Exercise — Leave out the pictures and copy each record below exactly.

------------------------------

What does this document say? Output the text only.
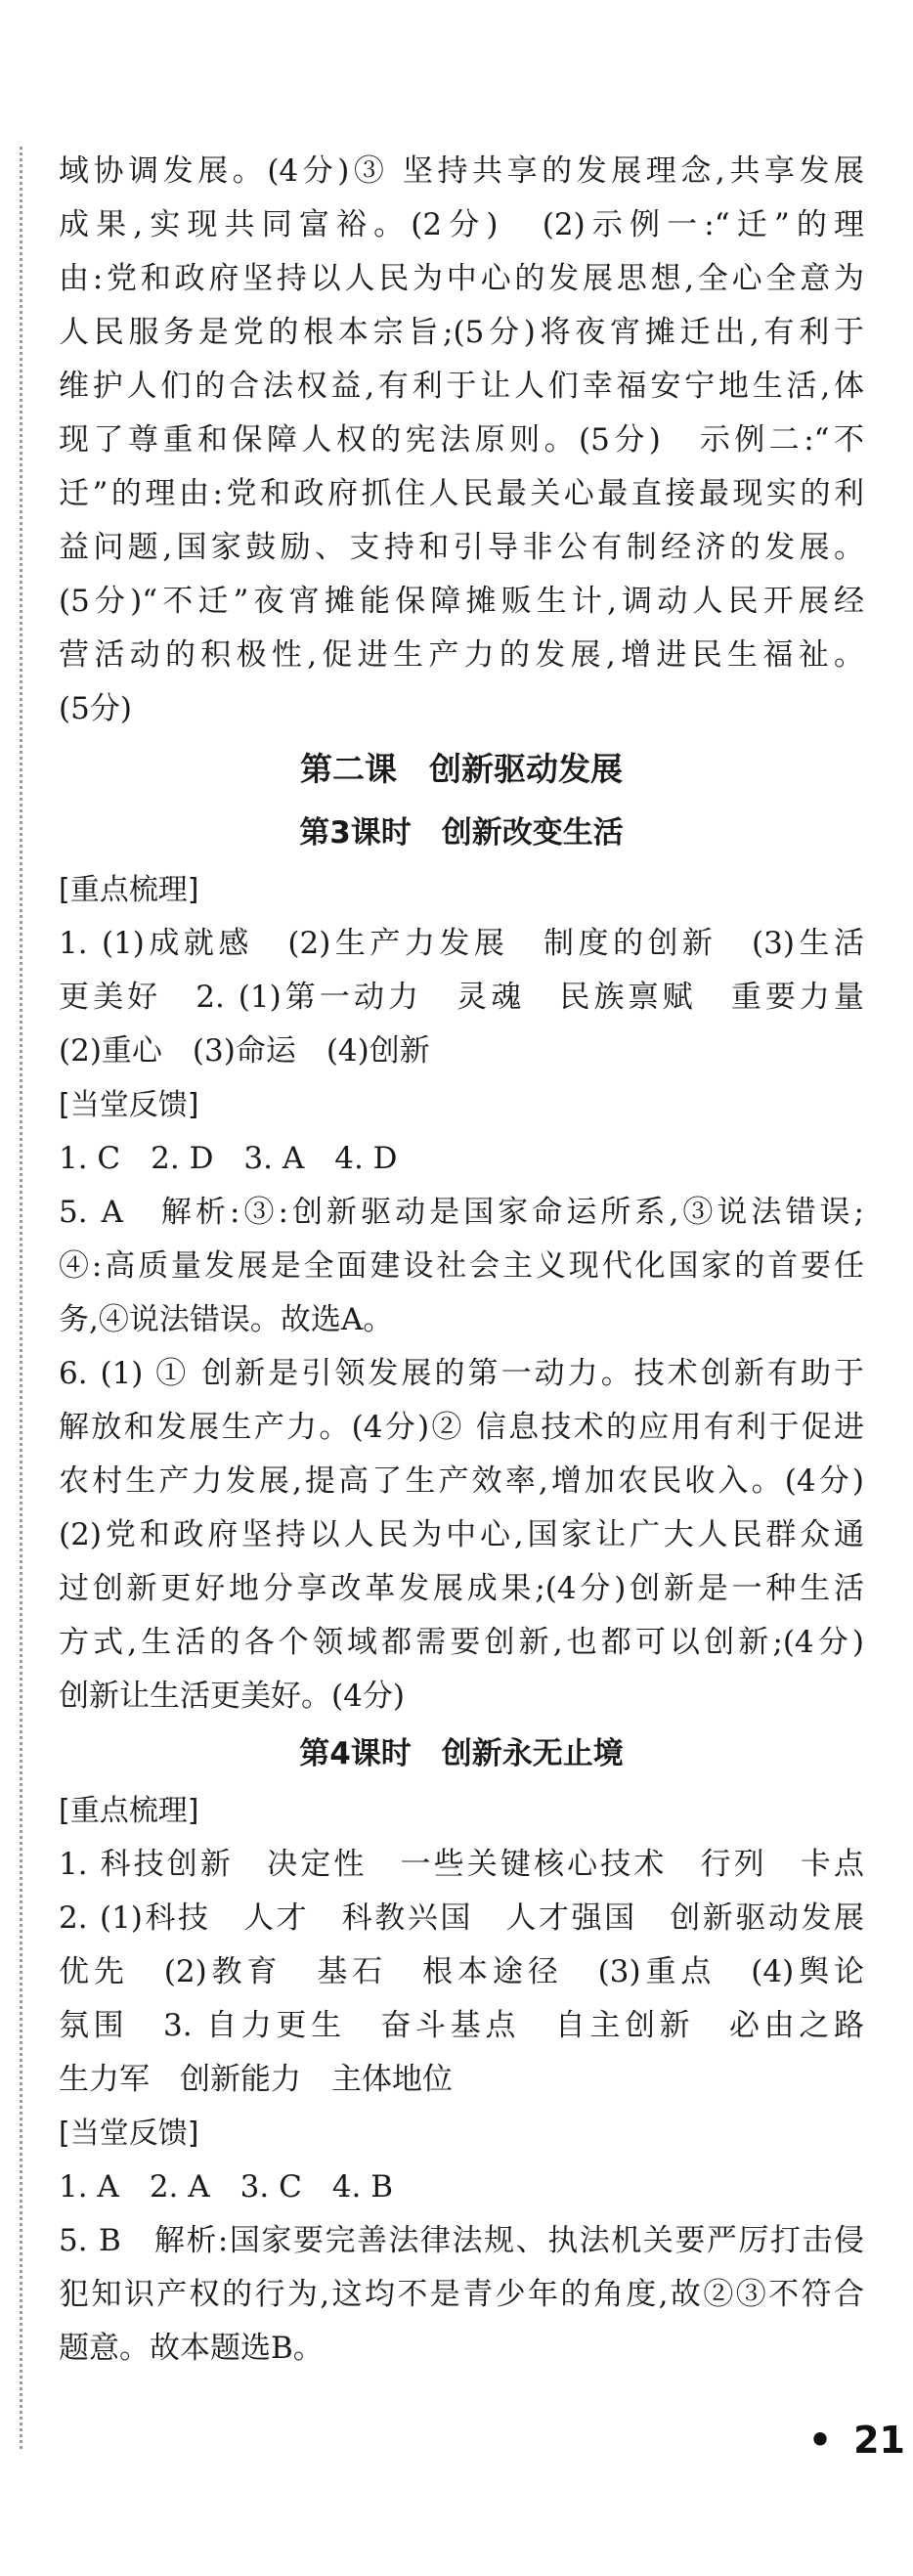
域协调发展。(4分)③ 坚持共享的发展理念,共享发展
成果,实现共同富裕。(2分)　(2)示例一:“迁”的理
由:党和政府坚持以人民为中心的发展思想,全心全意为
人民服务是党的根本宗旨;(5分)将夜宵摊迁出,有利于
维护人们的合法权益,有利于让人们幸福安宁地生活,体
现了尊重和保障人权的宪法原则。(5分)　示例二:“不
迁”的理由:党和政府抓住人民最关心最直接最现实的利
益问题,国家鼓励、支持和引导非公有制经济的发展。
(5分)“不迁”夜宵摊能保障摊贩生计,调动人民开展经
营活动的积极性,促进生产力的发展,增进民生福祉。
(5分)
第二课　创新驱动发展
第3课时　创新改变生活
[重点梳理]
1. (1)成就感　(2)生产力发展　制度的创新　(3)生活
更美好　2. (1)第一动力　灵魂　民族禀赋　重要力量
(2)重心　(3)命运　(4)创新
[当堂反馈]
1. C　2. D　3. A　4. D
5. A　解析:③:创新驱动是国家命运所系,③说法错误;
④:高质量发展是全面建设社会主义现代化国家的首要任
务,④说法错误。故选A。
6. (1) ① 创新是引领发展的第一动力。技术创新有助于
解放和发展生产力。(4分)② 信息技术的应用有利于促进
农村生产力发展,提高了生产效率,增加农民收入。(4分)
(2)党和政府坚持以人民为中心,国家让广大人民群众通
过创新更好地分享改革发展成果;(4分)创新是一种生活
方式,生活的各个领域都需要创新,也都可以创新;(4分)
创新让生活更美好。(4分)
第4课时　创新永无止境
[重点梳理]
1. 科技创新　决定性　一些关键核心技术　行列　卡点
2. (1)科技　人才　科教兴国　人才强国　创新驱动发展
优先　(2)教育　基石　根本途径　(3)重点　(4)舆论
氛围　3. 自力更生　奋斗基点　自主创新　必由之路
生力军　创新能力　主体地位
[当堂反馈]
1. A　2. A　3. C　4. B
5. B　解析:国家要完善法律法规、执法机关要严厉打击侵
犯知识产权的行为,这均不是青少年的角度,故②③不符合
题意。故本题选B。
• 21
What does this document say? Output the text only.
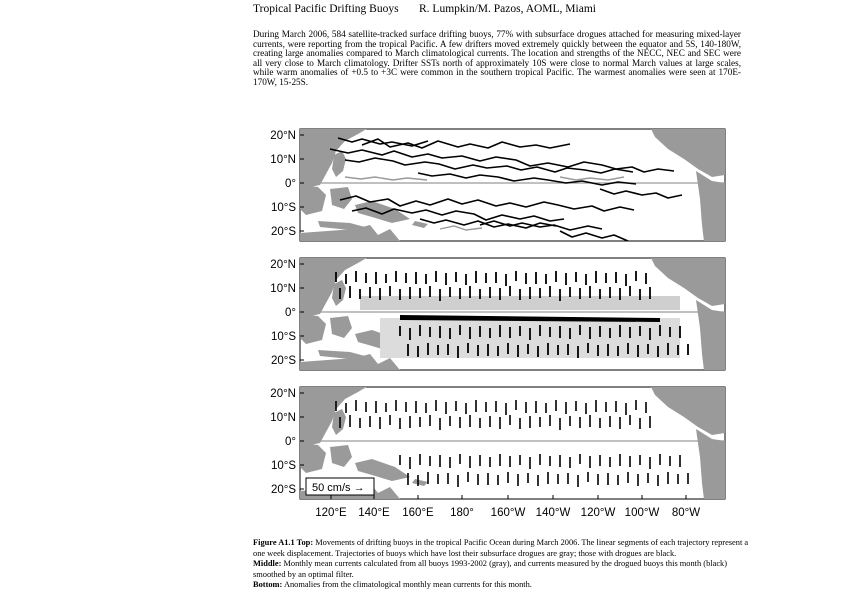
Tropical Pacific Drifting Buoys R. Lumpkin/M. Pazos, AOML, Miami

During March 2006, 584 satellite-tracked surface drifting buoys, 77% with subsurface drogues attached for measuring mixed-layer currents, were reporting from the tropical Pacific. A few drifters moved extremely quickly between the equator and 5S, 140-180W, creating large anomalies compared to March climatological currents. The location and strengths of the NECC, NEC and SEC were all very close to March climatology. Drifter SSTs north of approximately 10S were close to normal March values at large scales, while warm anomalies of +0.5 to +3C were common in the southern tropical Pacific. The warmest anomalies were seen at 170E-170W, 15-25S.

20°N
10°N
0°
10°S
20°S
20°N
10°N
0°
10°S
20°S
50 cm/s →
20°N
10°N
0°
10°S
20°S
120°E 140°E 160°E 180° 160°W 140°W 120°W 100°W 80°W

Figure A1.1 Top: Movements of drifting buoys in the tropical Pacific Ocean during March 2006. The linear segments of each trajectory represent a one week displacement. Trajectories of buoys which have lost their subsurface drogues are gray; those with drogues are black.

Middle: Monthly mean currents calculated from all buoys 1993-2002 (gray), and currents measured by the drogued buoys this month (black) smoothed by an optimal filter.

Bottom: Anomalies from the climatological monthly mean currents for this month.
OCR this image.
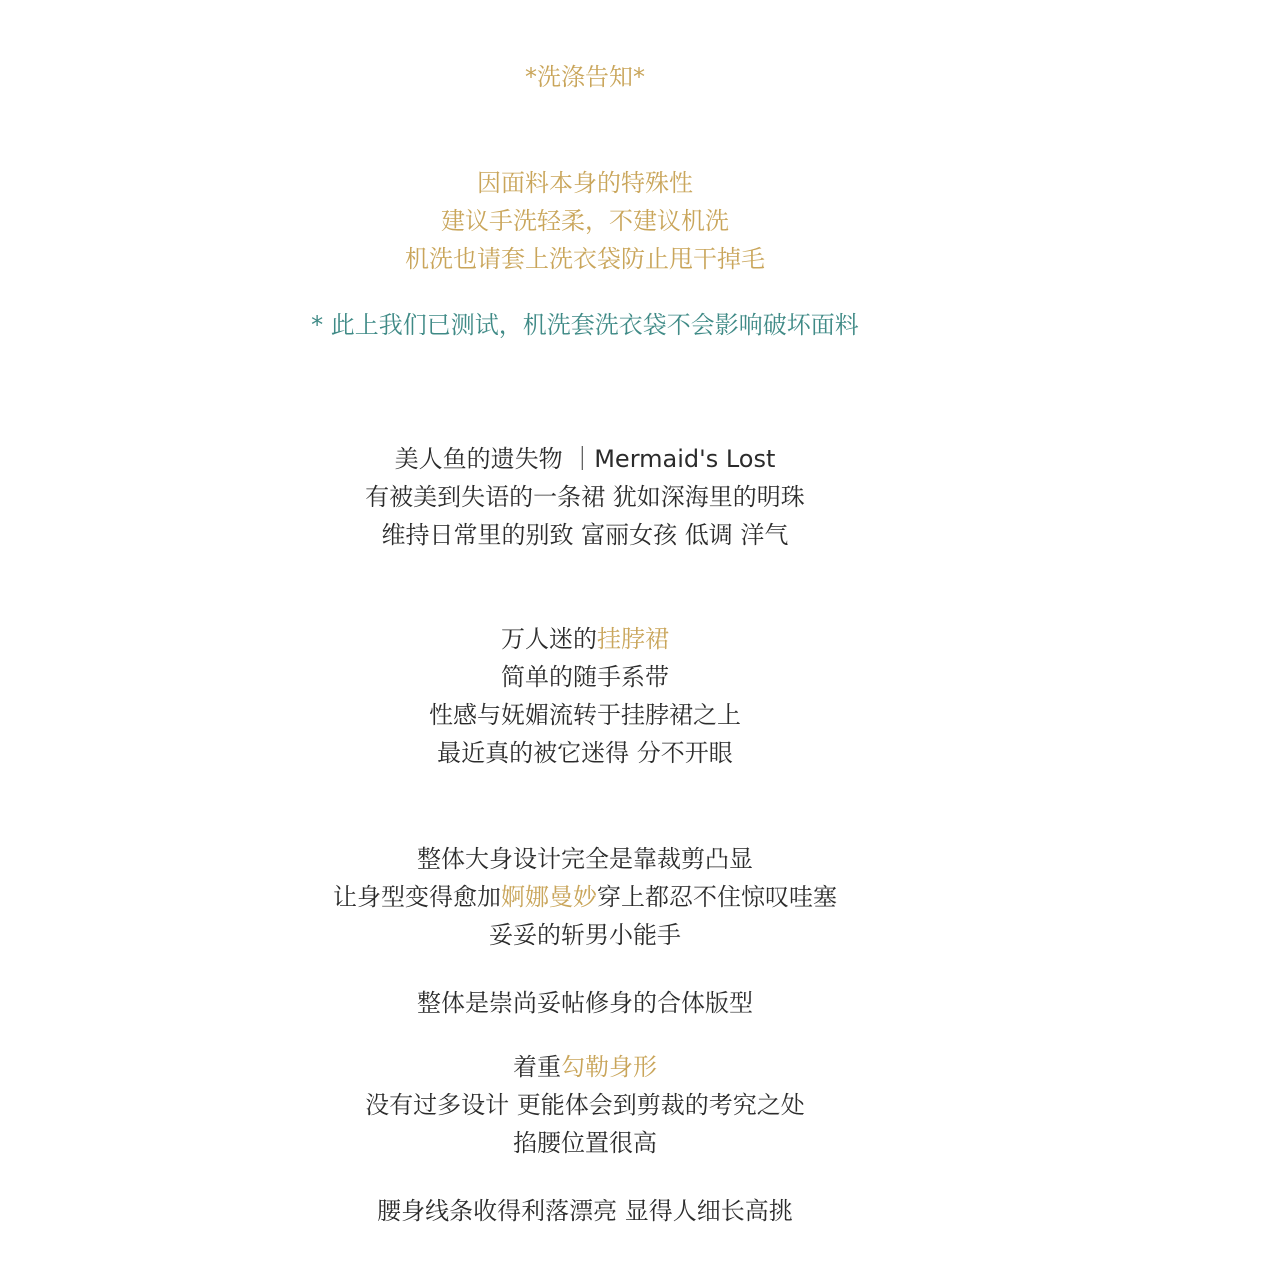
*洗涤告知*
因面料本身的特殊性
建议手洗轻柔，不建议机洗
机洗也请套上洗衣袋防止甩干掉毛
* 此上我们已测试，机洗套洗衣袋不会影响破坏面料
美人鱼的遗失物 ｜Mermaid's Lost
有被美到失语的一条裙 犹如深海里的明珠
维持日常里的别致 富丽女孩 低调 洋气
万人迷的挂脖裙
简单的随手系带
性感与妩媚流转于挂脖裙之上
最近真的被它迷得 分不开眼
整体大身设计完全是靠裁剪凸显
让身型变得愈加婀娜曼妙穿上都忍不住惊叹哇塞
妥妥的斩男小能手
整体是崇尚妥帖修身的合体版型
着重勾勒身形
没有过多设计 更能体会到剪裁的考究之处
掐腰位置很高
腰身线条收得利落漂亮 显得人细长高挑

------------------------------

Full solution —
What does this document say? Output the text only.
域协调发展。(4分)③ 坚持共享的发展理念,共享发展
成果,实现共同富裕。(2分)　(2)示例一:“迁”的理
由:党和政府坚持以人民为中心的发展思想,全心全意为
人民服务是党的根本宗旨;(5分)将夜宵摊迁出,有利于
维护人们的合法权益,有利于让人们幸福安宁地生活,体
现了尊重和保障人权的宪法原则。(5分)　示例二:“不
迁”的理由:党和政府抓住人民最关心最直接最现实的利
益问题,国家鼓励、支持和引导非公有制经济的发展。
(5分)“不迁”夜宵摊能保障摊贩生计,调动人民开展经
营活动的积极性,促进生产力的发展,增进民生福祉。
(5分)
第二课　创新驱动发展
第3课时　创新改变生活
[重点梳理]
1. (1)成就感　(2)生产力发展　制度的创新　(3)生活
更美好　2. (1)第一动力　灵魂　民族禀赋　重要力量
(2)重心　(3)命运　(4)创新
[当堂反馈]
1. C　2. D　3. A　4. D
5. A　解析:③:创新驱动是国家命运所系,③说法错误;
④:高质量发展是全面建设社会主义现代化国家的首要任
务,④说法错误。故选A。
6. (1) ① 创新是引领发展的第一动力。技术创新有助于
解放和发展生产力。(4分)② 信息技术的应用有利于促进
农村生产力发展,提高了生产效率,增加农民收入。(4分)
(2)党和政府坚持以人民为中心,国家让广大人民群众通
过创新更好地分享改革发展成果;(4分)创新是一种生活
方式,生活的各个领域都需要创新,也都可以创新;(4分)
创新让生活更美好。(4分)
第4课时　创新永无止境
[重点梳理]
1. 科技创新　决定性　一些关键核心技术　行列　卡点
2. (1)科技　人才　科教兴国　人才强国　创新驱动发展
优先　(2)教育　基石　根本途径　(3)重点　(4)舆论
氛围　3. 自力更生　奋斗基点　自主创新　必由之路
生力军　创新能力　主体地位
[当堂反馈]
1. A　2. A　3. C　4. B
5. B　解析:国家要完善法律法规、执法机关要严厉打击侵
犯知识产权的行为,这均不是青少年的角度,故②③不符合
题意。故本题选B。
• 21
What does this document say? Output the text only.
Tropical Pacific Drifting Buoys R. Lumpkin/M. Pazos, AOML, Miami

During March 2006, 584 satellite-tracked surface drifting buoys, 77% with subsurface drogues attached for measuring mixed-layer currents, were reporting from the tropical Pacific. A few drifters moved extremely quickly between the equator and 5S, 140-180W, creating large anomalies compared to March climatological currents. The location and strengths of the NECC, NEC and SEC were all very close to March climatology. Drifter SSTs north of approximately 10S were close to normal March values at large scales, while warm anomalies of +0.5 to +3C were common in the southern tropical Pacific. The warmest anomalies were seen at 170E-170W, 15-25S.

20°N
10°N
0°
10°S
20°S
20°N
10°N
0°
10°S
20°S
50 cm/s →
20°N
10°N
0°
10°S
20°S
120°E 140°E 160°E 180° 160°W 140°W 120°W 100°W 80°W

Figure A1.1 Top: Movements of drifting buoys in the tropical Pacific Ocean during March 2006. The linear segments of each trajectory represent a one week displacement. Trajectories of buoys which have lost their subsurface drogues are gray; those with drogues are black.

Middle: Monthly mean currents calculated from all buoys 1993-2002 (gray), and currents measured by the drogued buoys this month (black) smoothed by an optimal filter.

Bottom: Anomalies from the climatological monthly mean currents for this month.
OCR this image.
*洗涤告知*
因面料本身的特殊性
建议手洗轻柔，不建议机洗
机洗也请套上洗衣袋防止甩干掉毛
* 此上我们已测试，机洗套洗衣袋不会影响破坏面料
美人鱼的遗失物 ｜Mermaid's Lost
有被美到失语的一条裙 犹如深海里的明珠
维持日常里的别致 富丽女孩 低调 洋气
万人迷的挂脖裙
简单的随手系带
性感与妩媚流转于挂脖裙之上
最近真的被它迷得 分不开眼
整体大身设计完全是靠裁剪凸显
让身型变得愈加婀娜曼妙穿上都忍不住惊叹哇塞
妥妥的斩男小能手
整体是崇尚妥帖修身的合体版型
着重勾勒身形
没有过多设计 更能体会到剪裁的考究之处
掐腰位置很高
腰身线条收得利落漂亮 显得人细长高挑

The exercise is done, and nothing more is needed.